# Supplied entries:
+-------+
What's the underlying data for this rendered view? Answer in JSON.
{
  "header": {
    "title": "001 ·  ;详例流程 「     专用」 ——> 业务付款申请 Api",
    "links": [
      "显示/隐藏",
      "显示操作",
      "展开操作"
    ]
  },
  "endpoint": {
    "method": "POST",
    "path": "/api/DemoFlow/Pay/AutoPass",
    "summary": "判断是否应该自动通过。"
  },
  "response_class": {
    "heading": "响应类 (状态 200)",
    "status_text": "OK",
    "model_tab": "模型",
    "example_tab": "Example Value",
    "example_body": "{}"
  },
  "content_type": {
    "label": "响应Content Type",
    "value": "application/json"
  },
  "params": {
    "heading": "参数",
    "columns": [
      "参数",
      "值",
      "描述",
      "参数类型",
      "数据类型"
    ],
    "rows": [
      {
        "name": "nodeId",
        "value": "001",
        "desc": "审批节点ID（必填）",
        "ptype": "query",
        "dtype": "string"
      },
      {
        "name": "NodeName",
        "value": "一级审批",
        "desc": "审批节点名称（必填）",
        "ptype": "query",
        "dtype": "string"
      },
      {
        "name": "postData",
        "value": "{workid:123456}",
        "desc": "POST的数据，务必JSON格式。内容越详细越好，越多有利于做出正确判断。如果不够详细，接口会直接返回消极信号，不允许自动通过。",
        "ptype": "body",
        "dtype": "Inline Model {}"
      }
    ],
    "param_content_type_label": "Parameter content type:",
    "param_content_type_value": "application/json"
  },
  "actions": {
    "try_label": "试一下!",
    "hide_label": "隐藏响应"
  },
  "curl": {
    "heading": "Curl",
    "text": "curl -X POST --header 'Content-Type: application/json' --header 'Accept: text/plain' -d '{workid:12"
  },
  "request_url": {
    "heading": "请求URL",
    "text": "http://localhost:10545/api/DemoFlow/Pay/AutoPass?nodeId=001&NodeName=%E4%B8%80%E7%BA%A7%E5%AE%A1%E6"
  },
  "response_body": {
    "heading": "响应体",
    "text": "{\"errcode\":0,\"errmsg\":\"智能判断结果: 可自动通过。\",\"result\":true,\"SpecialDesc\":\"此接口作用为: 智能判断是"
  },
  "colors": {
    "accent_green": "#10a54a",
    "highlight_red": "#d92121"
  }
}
+-------+
# Short problem:
Exact output of every entry is required.

# Finished answer:
What's the underlying data for this rendered view? Answer in JSON.
{
  "header": {
    "title": "001 ·  ;详例流程 「     专用」 ——> 业务付款申请 Api",
    "links": [
      "显示/隐藏",
      "显示操作",
      "展开操作"
    ]
  },
  "endpoint": {
    "method": "POST",
    "path": "/api/DemoFlow/Pay/AutoPass",
    "summary": "判断是否应该自动通过。"
  },
  "response_class": {
    "heading": "响应类 (状态 200)",
    "status_text": "OK",
    "model_tab": "模型",
    "example_tab": "Example Value",
    "example_body": "{}"
  },
  "content_type": {
    "label": "响应Content Type",
    "value": "application/json"
  },
  "params": {
    "heading": "参数",
    "columns": [
      "参数",
      "值",
      "描述",
      "参数类型",
      "数据类型"
    ],
    "rows": [
      {
        "name": "nodeId",
        "value": "001",
        "desc": "审批节点ID（必填）",
        "ptype": "query",
        "dtype": "string"
      },
      {
        "name": "NodeName",
        "value": "一级审批",
        "desc": "审批节点名称（必填）",
        "ptype": "query",
        "dtype": "string"
      },
      {
        "name": "postData",
        "value": "{workid:123456}",
        "desc": "POST的数据，务必JSON格式。内容越详细越好，越多有利于做出正确判断。如果不够详细，接口会直接返回消极信号，不允许自动通过。",
        "ptype": "body",
        "dtype": "Inline Model {}"
      }
    ],
    "param_content_type_label": "Parameter content type:",
    "param_content_type_value": "application/json"
  },
  "actions": {
    "try_label": "试一下!",
    "hide_label": "隐藏响应"
  },
  "curl": {
    "heading": "Curl",
    "text": "curl -X POST --header 'Content-Type: application/json' --header 'Accept: text/plain' -d '{workid:12"
  },
  "request_url": {
    "heading": "请求URL",
    "text": "http://localhost:10545/api/DemoFlow/Pay/AutoPass?nodeId=001&NodeName=%E4%B8%80%E7%BA%A7%E5%AE%A1%E6"
  },
  "response_body": {
    "heading": "响应体",
    "text": "{\"errcode\":0,\"errmsg\":\"智能判断结果: 可自动通过。\",\"result\":true,\"SpecialDesc\":\"此接口作用为: 智能判断是"
  },
  "colors": {
    "accent_green": "#10a54a",
    "highlight_red": "#d92121"
  }
}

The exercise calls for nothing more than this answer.